___ LISTING ___
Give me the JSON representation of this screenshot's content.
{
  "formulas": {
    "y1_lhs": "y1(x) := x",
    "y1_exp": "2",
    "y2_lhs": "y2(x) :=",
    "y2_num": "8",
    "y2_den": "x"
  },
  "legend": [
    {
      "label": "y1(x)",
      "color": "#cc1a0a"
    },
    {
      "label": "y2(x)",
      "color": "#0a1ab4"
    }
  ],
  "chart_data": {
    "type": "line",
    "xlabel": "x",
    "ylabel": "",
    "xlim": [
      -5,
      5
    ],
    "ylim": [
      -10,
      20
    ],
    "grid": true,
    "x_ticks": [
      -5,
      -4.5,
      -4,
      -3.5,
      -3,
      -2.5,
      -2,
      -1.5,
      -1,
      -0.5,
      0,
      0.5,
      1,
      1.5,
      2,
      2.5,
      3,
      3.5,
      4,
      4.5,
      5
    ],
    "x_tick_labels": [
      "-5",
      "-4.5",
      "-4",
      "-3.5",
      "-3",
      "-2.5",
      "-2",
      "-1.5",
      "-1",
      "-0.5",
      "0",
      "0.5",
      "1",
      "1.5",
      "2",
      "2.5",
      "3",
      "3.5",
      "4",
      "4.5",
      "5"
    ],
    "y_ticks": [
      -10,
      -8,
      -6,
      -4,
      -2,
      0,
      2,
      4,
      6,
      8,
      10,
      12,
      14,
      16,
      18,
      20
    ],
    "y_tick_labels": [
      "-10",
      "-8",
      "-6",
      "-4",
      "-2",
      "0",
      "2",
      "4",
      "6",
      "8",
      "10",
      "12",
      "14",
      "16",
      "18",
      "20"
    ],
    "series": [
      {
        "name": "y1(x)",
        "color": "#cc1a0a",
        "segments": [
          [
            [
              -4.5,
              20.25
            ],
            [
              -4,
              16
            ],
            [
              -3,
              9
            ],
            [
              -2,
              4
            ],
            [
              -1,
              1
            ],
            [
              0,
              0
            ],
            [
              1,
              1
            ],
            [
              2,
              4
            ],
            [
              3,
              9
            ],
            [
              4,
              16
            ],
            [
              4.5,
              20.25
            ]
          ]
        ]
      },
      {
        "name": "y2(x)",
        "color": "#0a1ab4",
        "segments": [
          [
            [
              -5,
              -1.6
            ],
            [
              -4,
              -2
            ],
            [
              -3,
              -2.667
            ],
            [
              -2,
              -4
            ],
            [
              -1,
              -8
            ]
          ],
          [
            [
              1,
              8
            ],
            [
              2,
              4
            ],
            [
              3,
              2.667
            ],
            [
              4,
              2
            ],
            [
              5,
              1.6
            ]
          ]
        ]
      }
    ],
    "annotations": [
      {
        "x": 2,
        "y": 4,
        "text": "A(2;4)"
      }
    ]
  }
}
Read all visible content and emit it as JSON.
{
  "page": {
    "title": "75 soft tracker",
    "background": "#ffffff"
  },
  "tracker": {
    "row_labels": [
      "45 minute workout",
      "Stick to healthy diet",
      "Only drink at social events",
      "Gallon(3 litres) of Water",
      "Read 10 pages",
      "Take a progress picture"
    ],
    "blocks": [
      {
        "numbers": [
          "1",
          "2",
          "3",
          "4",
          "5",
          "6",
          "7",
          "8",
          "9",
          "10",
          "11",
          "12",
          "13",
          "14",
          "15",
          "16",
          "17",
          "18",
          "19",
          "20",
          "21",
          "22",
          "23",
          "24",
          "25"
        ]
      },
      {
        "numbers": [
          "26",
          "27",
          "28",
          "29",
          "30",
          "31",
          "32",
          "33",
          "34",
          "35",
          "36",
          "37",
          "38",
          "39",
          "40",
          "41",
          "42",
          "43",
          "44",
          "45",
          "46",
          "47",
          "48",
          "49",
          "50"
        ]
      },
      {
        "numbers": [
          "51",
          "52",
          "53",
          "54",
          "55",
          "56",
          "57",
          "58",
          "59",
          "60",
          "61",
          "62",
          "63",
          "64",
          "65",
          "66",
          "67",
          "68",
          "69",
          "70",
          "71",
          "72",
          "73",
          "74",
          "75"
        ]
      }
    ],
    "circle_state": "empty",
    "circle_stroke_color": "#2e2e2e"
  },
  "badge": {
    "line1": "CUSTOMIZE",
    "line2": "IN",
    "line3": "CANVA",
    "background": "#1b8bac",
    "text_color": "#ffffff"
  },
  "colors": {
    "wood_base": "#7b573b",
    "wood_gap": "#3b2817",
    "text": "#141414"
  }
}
___
WRITTEN INSTRUCTION
Quote each line of the listing above exactly.

FINAL RESULT
Give me the JSON representation of this screenshot's content.
{
  "formulas": {
    "y1_lhs": "y1(x) := x",
    "y1_exp": "2",
    "y2_lhs": "y2(x) :=",
    "y2_num": "8",
    "y2_den": "x"
  },
  "legend": [
    {
      "label": "y1(x)",
      "color": "#cc1a0a"
    },
    {
      "label": "y2(x)",
      "color": "#0a1ab4"
    }
  ],
  "chart_data": {
    "type": "line",
    "xlabel": "x",
    "ylabel": "",
    "xlim": [
      -5,
      5
    ],
    "ylim": [
      -10,
      20
    ],
    "grid": true,
    "x_ticks": [
      -5,
      -4.5,
      -4,
      -3.5,
      -3,
      -2.5,
      -2,
      -1.5,
      -1,
      -0.5,
      0,
      0.5,
      1,
      1.5,
      2,
      2.5,
      3,
      3.5,
      4,
      4.5,
      5
    ],
    "x_tick_labels": [
      "-5",
      "-4.5",
      "-4",
      "-3.5",
      "-3",
      "-2.5",
      "-2",
      "-1.5",
      "-1",
      "-0.5",
      "0",
      "0.5",
      "1",
      "1.5",
      "2",
      "2.5",
      "3",
      "3.5",
      "4",
      "4.5",
      "5"
    ],
    "y_ticks": [
      -10,
      -8,
      -6,
      -4,
      -2,
      0,
      2,
      4,
      6,
      8,
      10,
      12,
      14,
      16,
      18,
      20
    ],
    "y_tick_labels": [
      "-10",
      "-8",
      "-6",
      "-4",
      "-2",
      "0",
      "2",
      "4",
      "6",
      "8",
      "10",
      "12",
      "14",
      "16",
      "18",
      "20"
    ],
    "series": [
      {
        "name": "y1(x)",
        "color": "#cc1a0a",
        "segments": [
          [
            [
              -4.5,
              20.25
            ],
            [
              -4,
              16
            ],
            [
              -3,
              9
            ],
            [
              -2,
              4
            ],
            [
              -1,
              1
            ],
            [
              0,
              0
            ],
            [
              1,
              1
            ],
            [
              2,
              4
            ],
            [
              3,
              9
            ],
            [
              4,
              16
            ],
            [
              4.5,
              20.25
            ]
          ]
        ]
      },
      {
        "name": "y2(x)",
        "color": "#0a1ab4",
        "segments": [
          [
            [
              -5,
              -1.6
            ],
            [
              -4,
              -2
            ],
            [
              -3,
              -2.667
            ],
            [
              -2,
              -4
            ],
            [
              -1,
              -8
            ]
          ],
          [
            [
              1,
              8
            ],
            [
              2,
              4
            ],
            [
              3,
              2.667
            ],
            [
              4,
              2
            ],
            [
              5,
              1.6
            ]
          ]
        ]
      }
    ],
    "annotations": [
      {
        "x": 2,
        "y": 4,
        "text": "A(2;4)"
      }
    ]
  }
}
Read all visible content and emit it as JSON.
{
  "page": {
    "title": "75 soft tracker",
    "background": "#ffffff"
  },
  "tracker": {
    "row_labels": [
      "45 minute workout",
      "Stick to healthy diet",
      "Only drink at social events",
      "Gallon(3 litres) of Water",
      "Read 10 pages",
      "Take a progress picture"
    ],
    "blocks": [
      {
        "numbers": [
          "1",
          "2",
          "3",
          "4",
          "5",
          "6",
          "7",
          "8",
          "9",
          "10",
          "11",
          "12",
          "13",
          "14",
          "15",
          "16",
          "17",
          "18",
          "19",
          "20",
          "21",
          "22",
          "23",
          "24",
          "25"
        ]
      },
      {
        "numbers": [
          "26",
          "27",
          "28",
          "29",
          "30",
          "31",
          "32",
          "33",
          "34",
          "35",
          "36",
          "37",
          "38",
          "39",
          "40",
          "41",
          "42",
          "43",
          "44",
          "45",
          "46",
          "47",
          "48",
          "49",
          "50"
        ]
      },
      {
        "numbers": [
          "51",
          "52",
          "53",
          "54",
          "55",
          "56",
          "57",
          "58",
          "59",
          "60",
          "61",
          "62",
          "63",
          "64",
          "65",
          "66",
          "67",
          "68",
          "69",
          "70",
          "71",
          "72",
          "73",
          "74",
          "75"
        ]
      }
    ],
    "circle_state": "empty",
    "circle_stroke_color": "#2e2e2e"
  },
  "badge": {
    "line1": "CUSTOMIZE",
    "line2": "IN",
    "line3": "CANVA",
    "background": "#1b8bac",
    "text_color": "#ffffff"
  },
  "colors": {
    "wood_base": "#7b573b",
    "wood_gap": "#3b2817",
    "text": "#141414"
  }
}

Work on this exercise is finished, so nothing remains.